Written request ->
Can you recast the entries from the beginning through the line containing "The upper support layer 14 is at (262, 89).", that line included, as a two-column CSV with the columns entry and answer? Give one row per entry, and put each value in a single quoted field with its line breaks replaced by spaces.

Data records
▼

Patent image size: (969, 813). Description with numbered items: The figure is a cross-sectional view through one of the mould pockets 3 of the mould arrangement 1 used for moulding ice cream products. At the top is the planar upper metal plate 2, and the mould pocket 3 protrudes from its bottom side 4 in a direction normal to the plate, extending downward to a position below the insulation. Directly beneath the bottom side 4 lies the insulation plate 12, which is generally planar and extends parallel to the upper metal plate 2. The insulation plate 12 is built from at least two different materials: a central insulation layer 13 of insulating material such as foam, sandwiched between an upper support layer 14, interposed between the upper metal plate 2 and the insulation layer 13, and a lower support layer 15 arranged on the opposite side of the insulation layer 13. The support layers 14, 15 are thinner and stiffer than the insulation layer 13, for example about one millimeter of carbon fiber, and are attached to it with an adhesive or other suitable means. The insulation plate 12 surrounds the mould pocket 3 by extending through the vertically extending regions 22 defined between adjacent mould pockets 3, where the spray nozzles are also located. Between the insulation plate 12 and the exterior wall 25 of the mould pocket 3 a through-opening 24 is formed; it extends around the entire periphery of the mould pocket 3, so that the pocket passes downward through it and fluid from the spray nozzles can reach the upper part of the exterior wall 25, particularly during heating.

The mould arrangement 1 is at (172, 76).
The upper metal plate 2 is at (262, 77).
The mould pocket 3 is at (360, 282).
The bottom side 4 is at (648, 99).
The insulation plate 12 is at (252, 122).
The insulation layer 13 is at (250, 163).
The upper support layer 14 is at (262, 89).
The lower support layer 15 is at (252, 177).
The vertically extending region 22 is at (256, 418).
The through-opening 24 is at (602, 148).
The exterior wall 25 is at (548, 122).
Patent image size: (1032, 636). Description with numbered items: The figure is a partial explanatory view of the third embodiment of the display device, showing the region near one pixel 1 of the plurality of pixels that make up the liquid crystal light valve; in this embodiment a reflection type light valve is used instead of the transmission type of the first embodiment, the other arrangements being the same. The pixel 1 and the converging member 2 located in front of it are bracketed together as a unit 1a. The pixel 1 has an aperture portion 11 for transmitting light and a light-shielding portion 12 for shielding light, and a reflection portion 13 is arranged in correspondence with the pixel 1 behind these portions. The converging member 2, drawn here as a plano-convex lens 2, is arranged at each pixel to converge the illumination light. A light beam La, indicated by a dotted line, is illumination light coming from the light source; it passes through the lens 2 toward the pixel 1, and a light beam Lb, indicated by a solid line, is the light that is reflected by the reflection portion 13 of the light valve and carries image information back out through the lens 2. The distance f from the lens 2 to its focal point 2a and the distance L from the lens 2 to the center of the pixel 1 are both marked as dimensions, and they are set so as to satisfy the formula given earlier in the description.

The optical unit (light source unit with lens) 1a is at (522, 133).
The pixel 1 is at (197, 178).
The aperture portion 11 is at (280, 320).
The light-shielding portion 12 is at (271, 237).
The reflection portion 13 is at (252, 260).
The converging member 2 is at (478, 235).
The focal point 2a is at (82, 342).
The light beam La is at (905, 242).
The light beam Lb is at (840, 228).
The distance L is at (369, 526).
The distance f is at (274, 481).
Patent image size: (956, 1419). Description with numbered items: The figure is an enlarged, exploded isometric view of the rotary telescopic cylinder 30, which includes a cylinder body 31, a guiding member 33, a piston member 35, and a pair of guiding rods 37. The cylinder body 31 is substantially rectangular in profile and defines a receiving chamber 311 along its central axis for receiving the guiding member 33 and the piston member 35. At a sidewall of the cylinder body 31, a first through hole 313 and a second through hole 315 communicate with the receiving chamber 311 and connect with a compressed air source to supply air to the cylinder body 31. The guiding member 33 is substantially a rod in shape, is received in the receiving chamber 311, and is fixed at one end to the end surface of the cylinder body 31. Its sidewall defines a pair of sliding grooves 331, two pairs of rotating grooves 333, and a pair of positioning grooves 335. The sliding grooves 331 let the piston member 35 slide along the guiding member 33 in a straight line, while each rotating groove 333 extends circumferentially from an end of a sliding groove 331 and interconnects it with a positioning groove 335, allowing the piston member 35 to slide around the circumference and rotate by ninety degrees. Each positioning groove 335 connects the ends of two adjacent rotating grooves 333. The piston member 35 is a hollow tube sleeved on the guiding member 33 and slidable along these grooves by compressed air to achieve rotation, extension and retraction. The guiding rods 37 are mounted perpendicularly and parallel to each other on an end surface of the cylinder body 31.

▲

Problem solution ->
entry,answer
"Patent image size: (969, 813). Description with numbered items: The figure is a cross-sectional view through one of the mould pockets 3 of the mould arrangement 1 used for moulding ice cream products. At the top is the planar upper metal plate 2, and the mould pocket 3 protrudes from its bottom side 4 in a direction normal to the plate, extending downward to a position below the insulation. Directly beneath the bottom side 4 lies the insulation plate 12, which is generally planar and extends parallel to the upper metal plate 2. The insulation plate 12 is built from at least two different materials: a central insulation layer 13 of insulating material such as foam, sandwiched between an upper support layer 14, interposed between the upper metal plate 2 and the insulation layer 13, and a lower support layer 15 arranged on the opposite side of the insulation layer 13. The support layers 14, 15 are thinner and stiffer than the insulation layer 13, for example about one millimeter of carbon fiber, and are attached to it with an adhesive or other suitable means. The insulation plate 12 surrounds the mould pocket 3 by extending through the vertically extending regions 22 defined between adjacent mould pockets 3, where the spray nozzles are also located. Between the insulation plate 12 and the exterior wall 25 of the mould pocket 3 a through-opening 24 is formed; it extends around the entire periphery of the mould pocket 3, so that the pocket passes downward through it and fluid from the spray nozzles can reach the upper part of the exterior wall 25, particularly during heating.","The mould arrangement 1 is at (172, 76). The upper metal plate 2 is at (262, 77). The mould pocket 3 is at (360, 282). The bottom side 4 is at (648, 99). The insulation plate 12 is at (252, 122). The insulation layer 13 is at (250, 163). The upper support layer 14 is at (262, 89)."